→ PROBLEM DETAILS
Quote each line of the material verbatim, without the pictures.

→ DATA ROWS
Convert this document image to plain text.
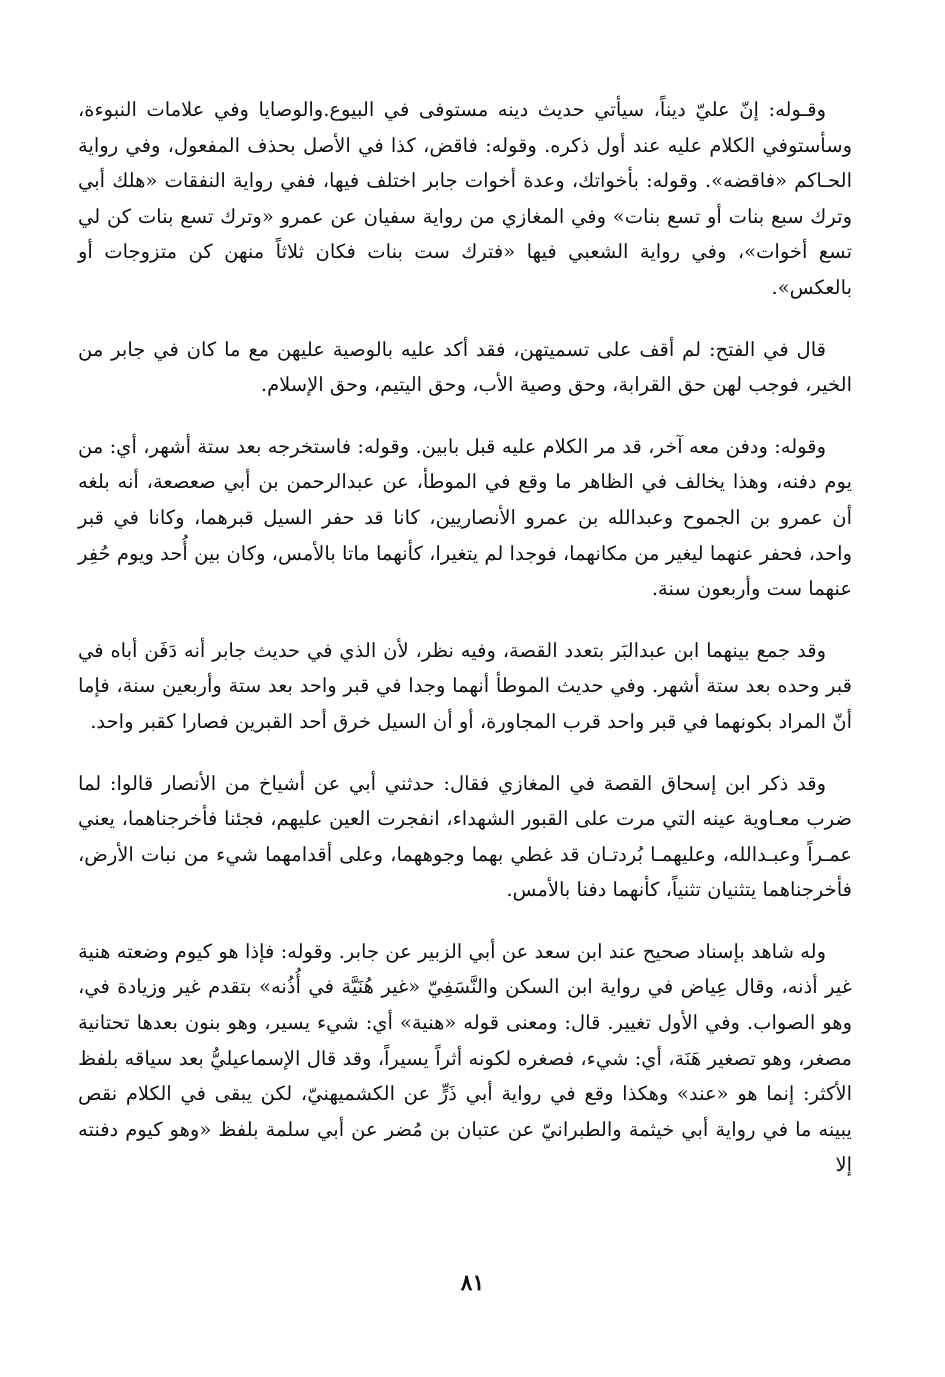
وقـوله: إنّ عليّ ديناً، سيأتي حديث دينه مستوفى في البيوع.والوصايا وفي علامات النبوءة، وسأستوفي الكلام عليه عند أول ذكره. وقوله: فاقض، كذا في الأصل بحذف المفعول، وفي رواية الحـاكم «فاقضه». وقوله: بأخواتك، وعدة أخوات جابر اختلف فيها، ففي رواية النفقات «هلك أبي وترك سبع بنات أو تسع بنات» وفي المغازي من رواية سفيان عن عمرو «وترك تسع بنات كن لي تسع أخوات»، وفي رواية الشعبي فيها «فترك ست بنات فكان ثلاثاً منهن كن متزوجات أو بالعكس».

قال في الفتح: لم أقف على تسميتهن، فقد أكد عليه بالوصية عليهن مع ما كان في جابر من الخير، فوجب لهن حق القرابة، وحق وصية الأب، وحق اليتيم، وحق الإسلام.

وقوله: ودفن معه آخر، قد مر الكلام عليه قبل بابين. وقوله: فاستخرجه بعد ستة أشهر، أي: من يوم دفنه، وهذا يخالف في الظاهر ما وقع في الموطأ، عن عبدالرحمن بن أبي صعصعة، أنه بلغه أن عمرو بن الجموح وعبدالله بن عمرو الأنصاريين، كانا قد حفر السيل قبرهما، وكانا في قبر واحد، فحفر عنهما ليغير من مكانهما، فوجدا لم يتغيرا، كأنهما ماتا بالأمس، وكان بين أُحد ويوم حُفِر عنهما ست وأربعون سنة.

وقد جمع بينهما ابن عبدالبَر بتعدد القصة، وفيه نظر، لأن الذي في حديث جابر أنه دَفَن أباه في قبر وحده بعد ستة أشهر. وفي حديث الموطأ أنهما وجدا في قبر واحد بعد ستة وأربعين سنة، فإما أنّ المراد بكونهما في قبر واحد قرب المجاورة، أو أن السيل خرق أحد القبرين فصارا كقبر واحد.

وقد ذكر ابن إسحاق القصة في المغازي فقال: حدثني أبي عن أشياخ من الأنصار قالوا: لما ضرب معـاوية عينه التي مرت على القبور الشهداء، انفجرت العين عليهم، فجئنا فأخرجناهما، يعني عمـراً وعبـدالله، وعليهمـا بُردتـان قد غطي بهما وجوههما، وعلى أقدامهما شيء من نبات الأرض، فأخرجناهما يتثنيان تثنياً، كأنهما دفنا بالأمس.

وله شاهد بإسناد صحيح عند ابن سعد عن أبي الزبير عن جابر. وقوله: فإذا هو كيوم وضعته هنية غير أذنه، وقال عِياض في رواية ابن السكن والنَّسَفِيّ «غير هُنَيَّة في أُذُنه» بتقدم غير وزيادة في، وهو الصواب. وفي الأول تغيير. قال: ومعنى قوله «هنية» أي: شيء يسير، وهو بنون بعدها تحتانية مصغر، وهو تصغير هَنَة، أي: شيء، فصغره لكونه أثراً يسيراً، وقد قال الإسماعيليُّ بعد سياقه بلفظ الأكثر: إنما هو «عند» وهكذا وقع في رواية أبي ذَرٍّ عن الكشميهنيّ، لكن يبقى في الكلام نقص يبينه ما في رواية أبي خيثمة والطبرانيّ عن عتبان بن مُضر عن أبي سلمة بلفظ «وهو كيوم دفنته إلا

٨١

→ RESPONSE TO THE TASK
Convert this document image to plain text.
وقـوله: إنّ عليّ ديناً، سيأتي حديث دينه مستوفى في البيوع.والوصايا وفي علامات النبوءة، وسأستوفي الكلام عليه عند أول ذكره. وقوله: فاقض، كذا في الأصل بحذف المفعول، وفي رواية الحـاكم «فاقضه». وقوله: بأخواتك، وعدة أخوات جابر اختلف فيها، ففي رواية النفقات «هلك أبي وترك سبع بنات أو تسع بنات» وفي المغازي من رواية سفيان عن عمرو «وترك تسع بنات كن لي تسع أخوات»، وفي رواية الشعبي فيها «فترك ست بنات فكان ثلاثاً منهن كن متزوجات أو بالعكس».

قال في الفتح: لم أقف على تسميتهن، فقد أكد عليه بالوصية عليهن مع ما كان في جابر من الخير، فوجب لهن حق القرابة، وحق وصية الأب، وحق اليتيم، وحق الإسلام.

وقوله: ودفن معه آخر، قد مر الكلام عليه قبل بابين. وقوله: فاستخرجه بعد ستة أشهر، أي: من يوم دفنه، وهذا يخالف في الظاهر ما وقع في الموطأ، عن عبدالرحمن بن أبي صعصعة، أنه بلغه أن عمرو بن الجموح وعبدالله بن عمرو الأنصاريين، كانا قد حفر السيل قبرهما، وكانا في قبر واحد، فحفر عنهما ليغير من مكانهما، فوجدا لم يتغيرا، كأنهما ماتا بالأمس، وكان بين أُحد ويوم حُفِر عنهما ست وأربعون سنة.

وقد جمع بينهما ابن عبدالبَر بتعدد القصة، وفيه نظر، لأن الذي في حديث جابر أنه دَفَن أباه في قبر وحده بعد ستة أشهر. وفي حديث الموطأ أنهما وجدا في قبر واحد بعد ستة وأربعين سنة، فإما أنّ المراد بكونهما في قبر واحد قرب المجاورة، أو أن السيل خرق أحد القبرين فصارا كقبر واحد.

وقد ذكر ابن إسحاق القصة في المغازي فقال: حدثني أبي عن أشياخ من الأنصار قالوا: لما ضرب معـاوية عينه التي مرت على القبور الشهداء، انفجرت العين عليهم، فجئنا فأخرجناهما، يعني عمـراً وعبـدالله، وعليهمـا بُردتـان قد غطي بهما وجوههما، وعلى أقدامهما شيء من نبات الأرض، فأخرجناهما يتثنيان تثنياً، كأنهما دفنا بالأمس.

وله شاهد بإسناد صحيح عند ابن سعد عن أبي الزبير عن جابر. وقوله: فإذا هو كيوم وضعته هنية غير أذنه، وقال عِياض في رواية ابن السكن والنَّسَفِيّ «غير هُنَيَّة في أُذُنه» بتقدم غير وزيادة في، وهو الصواب. وفي الأول تغيير. قال: ومعنى قوله «هنية» أي: شيء يسير، وهو بنون بعدها تحتانية مصغر، وهو تصغير هَنَة، أي: شيء، فصغره لكونه أثراً يسيراً، وقد قال الإسماعيليُّ بعد سياقه بلفظ الأكثر: إنما هو «عند» وهكذا وقع في رواية أبي ذَرٍّ عن الكشميهنيّ، لكن يبقى في الكلام نقص يبينه ما في رواية أبي خيثمة والطبرانيّ عن عتبان بن مُضر عن أبي سلمة بلفظ «وهو كيوم دفنته إلا

٨١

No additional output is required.